==== RECORDS TO PROCESS ====

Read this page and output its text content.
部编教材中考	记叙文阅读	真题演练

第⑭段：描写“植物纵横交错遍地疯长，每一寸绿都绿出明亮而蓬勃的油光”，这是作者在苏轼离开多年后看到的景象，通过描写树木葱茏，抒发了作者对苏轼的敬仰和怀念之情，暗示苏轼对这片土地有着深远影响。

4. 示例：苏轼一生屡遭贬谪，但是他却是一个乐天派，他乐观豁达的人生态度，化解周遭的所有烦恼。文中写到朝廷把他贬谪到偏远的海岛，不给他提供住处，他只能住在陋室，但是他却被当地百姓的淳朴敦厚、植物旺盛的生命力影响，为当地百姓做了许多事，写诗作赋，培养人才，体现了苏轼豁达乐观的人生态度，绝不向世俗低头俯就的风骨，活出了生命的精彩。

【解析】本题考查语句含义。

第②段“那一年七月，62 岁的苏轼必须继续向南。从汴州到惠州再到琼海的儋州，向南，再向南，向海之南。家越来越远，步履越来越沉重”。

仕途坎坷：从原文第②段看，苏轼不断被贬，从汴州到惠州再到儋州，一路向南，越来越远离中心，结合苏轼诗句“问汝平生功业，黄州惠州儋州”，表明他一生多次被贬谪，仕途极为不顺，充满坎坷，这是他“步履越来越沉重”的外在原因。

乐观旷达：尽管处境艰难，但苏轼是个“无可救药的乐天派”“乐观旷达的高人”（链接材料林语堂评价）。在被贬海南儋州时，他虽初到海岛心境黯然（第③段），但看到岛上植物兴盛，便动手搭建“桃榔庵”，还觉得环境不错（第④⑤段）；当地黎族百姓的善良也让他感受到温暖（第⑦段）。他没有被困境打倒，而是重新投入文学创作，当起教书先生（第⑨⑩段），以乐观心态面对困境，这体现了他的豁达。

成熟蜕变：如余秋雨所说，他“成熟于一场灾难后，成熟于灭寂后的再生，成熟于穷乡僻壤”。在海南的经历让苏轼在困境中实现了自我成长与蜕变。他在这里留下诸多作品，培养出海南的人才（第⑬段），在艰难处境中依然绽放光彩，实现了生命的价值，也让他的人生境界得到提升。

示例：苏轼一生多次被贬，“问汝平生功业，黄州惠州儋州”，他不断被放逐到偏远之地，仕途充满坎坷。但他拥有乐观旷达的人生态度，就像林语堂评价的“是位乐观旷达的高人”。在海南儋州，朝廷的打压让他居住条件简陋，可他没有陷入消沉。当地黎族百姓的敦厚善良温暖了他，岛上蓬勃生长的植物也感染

====

■ INSTRUCTIONS FOR THE TASK ■
Copy all lines of the listing above that contain the string "问汝平生功业".

■ OUTPUT OF THE TASK ■
仕途坎坷：从原文第②段看，苏轼不断被贬，从汴州到惠州再到儋州，一路向南，越来越远离中心，结合苏轼诗句“问汝平生功业，黄州惠州儋州”，表明他一生多次被贬谪，仕途极为不顺，充满坎坷，这是他“步履越来越沉重”的外在原因。
示例：苏轼一生多次被贬，“问汝平生功业，黄州惠州儋州”，他不断被放逐到偏远之地，仕途充满坎坷。但他拥有乐观旷达的人生态度，就像林语堂评价的“是位乐观旷达的高人”。在海南儋州，朝廷的打压让他居住条件简陋，可他没有陷入消沉。当地黎族百姓的敦厚善良温暖了他，岛上蓬勃生长的植物也感染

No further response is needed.